Stored data:
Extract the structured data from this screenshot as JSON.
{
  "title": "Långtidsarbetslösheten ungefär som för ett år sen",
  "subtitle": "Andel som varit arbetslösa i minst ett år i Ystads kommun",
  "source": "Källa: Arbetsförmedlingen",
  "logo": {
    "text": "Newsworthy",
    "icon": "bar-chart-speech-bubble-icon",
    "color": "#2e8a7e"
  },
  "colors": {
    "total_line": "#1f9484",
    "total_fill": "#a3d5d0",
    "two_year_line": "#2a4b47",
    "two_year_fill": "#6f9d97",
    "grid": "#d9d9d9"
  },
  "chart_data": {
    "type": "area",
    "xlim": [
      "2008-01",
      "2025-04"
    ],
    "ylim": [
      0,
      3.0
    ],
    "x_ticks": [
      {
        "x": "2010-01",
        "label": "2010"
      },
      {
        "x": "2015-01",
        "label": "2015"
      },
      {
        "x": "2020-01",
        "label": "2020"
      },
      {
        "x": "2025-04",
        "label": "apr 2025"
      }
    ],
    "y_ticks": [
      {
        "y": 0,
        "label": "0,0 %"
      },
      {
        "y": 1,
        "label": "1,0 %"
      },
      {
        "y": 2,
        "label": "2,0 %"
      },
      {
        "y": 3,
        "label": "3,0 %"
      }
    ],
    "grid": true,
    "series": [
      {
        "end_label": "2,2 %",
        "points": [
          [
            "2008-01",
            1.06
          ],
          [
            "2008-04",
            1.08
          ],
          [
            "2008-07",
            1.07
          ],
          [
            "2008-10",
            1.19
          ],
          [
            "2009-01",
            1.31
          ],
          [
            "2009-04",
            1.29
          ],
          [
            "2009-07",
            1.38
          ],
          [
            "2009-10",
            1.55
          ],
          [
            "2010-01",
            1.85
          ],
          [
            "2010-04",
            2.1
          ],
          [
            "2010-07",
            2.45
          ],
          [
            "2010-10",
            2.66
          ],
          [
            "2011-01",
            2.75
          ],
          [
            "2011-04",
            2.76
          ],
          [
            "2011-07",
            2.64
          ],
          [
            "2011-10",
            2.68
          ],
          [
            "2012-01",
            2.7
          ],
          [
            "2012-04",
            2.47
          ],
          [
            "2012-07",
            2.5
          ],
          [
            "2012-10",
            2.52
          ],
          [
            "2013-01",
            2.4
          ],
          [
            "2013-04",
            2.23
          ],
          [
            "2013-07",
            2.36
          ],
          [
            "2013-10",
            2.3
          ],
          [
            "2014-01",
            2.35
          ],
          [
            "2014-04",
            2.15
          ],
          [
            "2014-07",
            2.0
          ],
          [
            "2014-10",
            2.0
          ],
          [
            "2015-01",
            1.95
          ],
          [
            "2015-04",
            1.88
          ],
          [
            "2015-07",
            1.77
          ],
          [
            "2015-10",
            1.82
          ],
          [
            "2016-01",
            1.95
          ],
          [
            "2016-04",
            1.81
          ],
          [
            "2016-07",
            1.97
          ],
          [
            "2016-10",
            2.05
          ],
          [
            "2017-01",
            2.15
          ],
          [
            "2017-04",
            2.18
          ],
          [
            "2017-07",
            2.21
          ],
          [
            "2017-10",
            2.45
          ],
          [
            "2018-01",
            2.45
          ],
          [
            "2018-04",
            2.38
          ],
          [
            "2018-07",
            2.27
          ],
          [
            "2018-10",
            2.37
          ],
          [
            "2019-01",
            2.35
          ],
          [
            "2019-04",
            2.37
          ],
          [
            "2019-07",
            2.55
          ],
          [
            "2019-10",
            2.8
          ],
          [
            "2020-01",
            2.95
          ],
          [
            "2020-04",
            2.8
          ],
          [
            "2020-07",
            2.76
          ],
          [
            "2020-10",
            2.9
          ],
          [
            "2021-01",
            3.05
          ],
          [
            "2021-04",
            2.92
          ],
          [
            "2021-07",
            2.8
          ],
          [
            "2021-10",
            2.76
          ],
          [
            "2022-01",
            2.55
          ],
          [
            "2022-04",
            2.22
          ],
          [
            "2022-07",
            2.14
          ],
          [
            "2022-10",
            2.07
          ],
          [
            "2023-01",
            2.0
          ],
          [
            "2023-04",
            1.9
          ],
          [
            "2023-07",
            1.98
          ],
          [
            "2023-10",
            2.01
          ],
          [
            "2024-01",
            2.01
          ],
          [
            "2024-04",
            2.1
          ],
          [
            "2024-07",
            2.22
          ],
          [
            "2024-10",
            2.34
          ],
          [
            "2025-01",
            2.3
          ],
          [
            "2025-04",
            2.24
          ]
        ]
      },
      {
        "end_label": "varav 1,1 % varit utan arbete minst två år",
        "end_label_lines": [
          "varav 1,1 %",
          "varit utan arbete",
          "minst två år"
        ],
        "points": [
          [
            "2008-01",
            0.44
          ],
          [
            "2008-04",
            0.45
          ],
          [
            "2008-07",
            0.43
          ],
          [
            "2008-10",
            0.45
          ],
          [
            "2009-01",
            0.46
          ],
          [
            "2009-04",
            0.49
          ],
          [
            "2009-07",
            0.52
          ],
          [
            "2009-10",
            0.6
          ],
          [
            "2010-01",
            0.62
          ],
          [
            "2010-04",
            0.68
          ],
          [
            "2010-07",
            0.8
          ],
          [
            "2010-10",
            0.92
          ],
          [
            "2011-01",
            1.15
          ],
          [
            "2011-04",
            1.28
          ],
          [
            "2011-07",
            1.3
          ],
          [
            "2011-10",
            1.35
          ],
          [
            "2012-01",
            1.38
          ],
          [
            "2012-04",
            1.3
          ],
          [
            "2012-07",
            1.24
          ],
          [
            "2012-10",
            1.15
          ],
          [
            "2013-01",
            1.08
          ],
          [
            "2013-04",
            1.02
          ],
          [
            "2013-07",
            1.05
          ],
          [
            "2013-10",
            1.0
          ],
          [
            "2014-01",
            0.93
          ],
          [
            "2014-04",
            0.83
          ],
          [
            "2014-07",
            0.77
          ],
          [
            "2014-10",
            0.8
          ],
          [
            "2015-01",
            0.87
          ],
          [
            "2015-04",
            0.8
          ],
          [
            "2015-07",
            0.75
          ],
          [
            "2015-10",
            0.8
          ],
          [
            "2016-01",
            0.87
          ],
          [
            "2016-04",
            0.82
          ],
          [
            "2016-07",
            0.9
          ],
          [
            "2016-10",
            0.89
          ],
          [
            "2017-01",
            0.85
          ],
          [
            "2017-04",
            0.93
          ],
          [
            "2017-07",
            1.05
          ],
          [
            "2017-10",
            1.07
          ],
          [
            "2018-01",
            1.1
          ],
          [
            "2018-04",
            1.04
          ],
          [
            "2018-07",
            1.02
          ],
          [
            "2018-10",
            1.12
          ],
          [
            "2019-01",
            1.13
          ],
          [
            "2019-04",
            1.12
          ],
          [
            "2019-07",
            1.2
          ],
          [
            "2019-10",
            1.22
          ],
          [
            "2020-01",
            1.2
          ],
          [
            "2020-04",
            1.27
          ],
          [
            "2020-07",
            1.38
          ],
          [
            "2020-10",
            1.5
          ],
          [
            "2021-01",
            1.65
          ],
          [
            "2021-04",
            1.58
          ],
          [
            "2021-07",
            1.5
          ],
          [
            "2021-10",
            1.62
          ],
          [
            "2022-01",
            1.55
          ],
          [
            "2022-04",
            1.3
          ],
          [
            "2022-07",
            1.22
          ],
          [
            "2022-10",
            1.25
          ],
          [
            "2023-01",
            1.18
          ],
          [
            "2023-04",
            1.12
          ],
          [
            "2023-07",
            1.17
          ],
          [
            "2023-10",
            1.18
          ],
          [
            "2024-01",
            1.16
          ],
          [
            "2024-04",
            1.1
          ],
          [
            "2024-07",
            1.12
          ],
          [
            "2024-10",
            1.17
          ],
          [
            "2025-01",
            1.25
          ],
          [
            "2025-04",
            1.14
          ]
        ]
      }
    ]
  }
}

### EXERCISE TASK
Extract each line holding the word "varit" from the records.

### RESPONSE FOR THIS EXERCISE
  "subtitle": "Andel som varit arbetslösa i minst ett år i Ystads kommun",
        "end_label": "varav 1,1 % varit utan arbete minst två år",
          "varit utan arbete",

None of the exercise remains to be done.